**Written instruction:** Scan the records for the string "this"; copy each line where it occurs.

[Saved data entries]
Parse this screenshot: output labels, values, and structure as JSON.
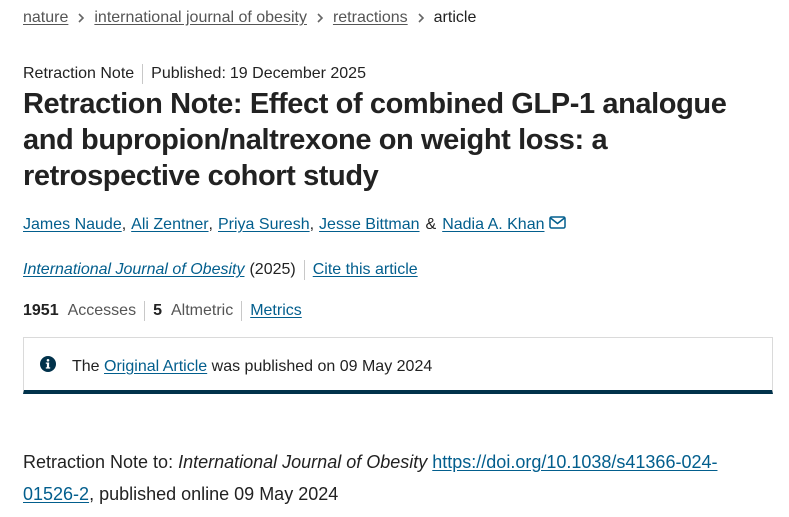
{
  "breadcrumb": {
    "items": [
      {
        "label": "nature"
      },
      {
        "label": "international journal of obesity"
      },
      {
        "label": "retractions"
      }
    ],
    "current": "article"
  },
  "article": {
    "type": "Retraction Note",
    "published_label": "Published:",
    "published_date": "19 December 2025",
    "title": "Retraction Note: Effect of combined GLP-1 analogue and bupropion/naltrexone on weight loss: a retrospective cohort study",
    "authors": [
      "James Naude",
      "Ali Zentner",
      "Priya Suresh",
      "Jesse Bittman",
      "Nadia A. Khan"
    ],
    "author_separator": ",",
    "author_conjunction": "&",
    "journal": "International Journal of Obesity",
    "year": "(2025)",
    "cite_label": "Cite this article"
  },
  "metrics": {
    "accesses_value": "1951",
    "accesses_label": "Accesses",
    "altmetric_value": "5",
    "altmetric_label": "Altmetric",
    "metrics_link": "Metrics"
  },
  "notice": {
    "prefix": "The",
    "link": "Original Article",
    "suffix": "was published on 09 May 2024"
  },
  "body": {
    "prefix": "Retraction Note to:",
    "journal": "International Journal of Obesity",
    "doi": "https://doi.org/10.1038/s41366-024-01526-2",
    "suffix": ", published online 09 May 2024"
  },
  "icons": {
    "breadcrumb_separator": "chevron-right-icon",
    "corresponding_author": "envelope-icon",
    "notice": "info-icon"
  },
  "colors": {
    "link": "#025e8d",
    "notice_border": "#01324b",
    "text": "#222222"
  }
}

**Written answer:**
Parse this screenshot: output labels, values, and structure as JSON.
    "cite_label": "Cite this article"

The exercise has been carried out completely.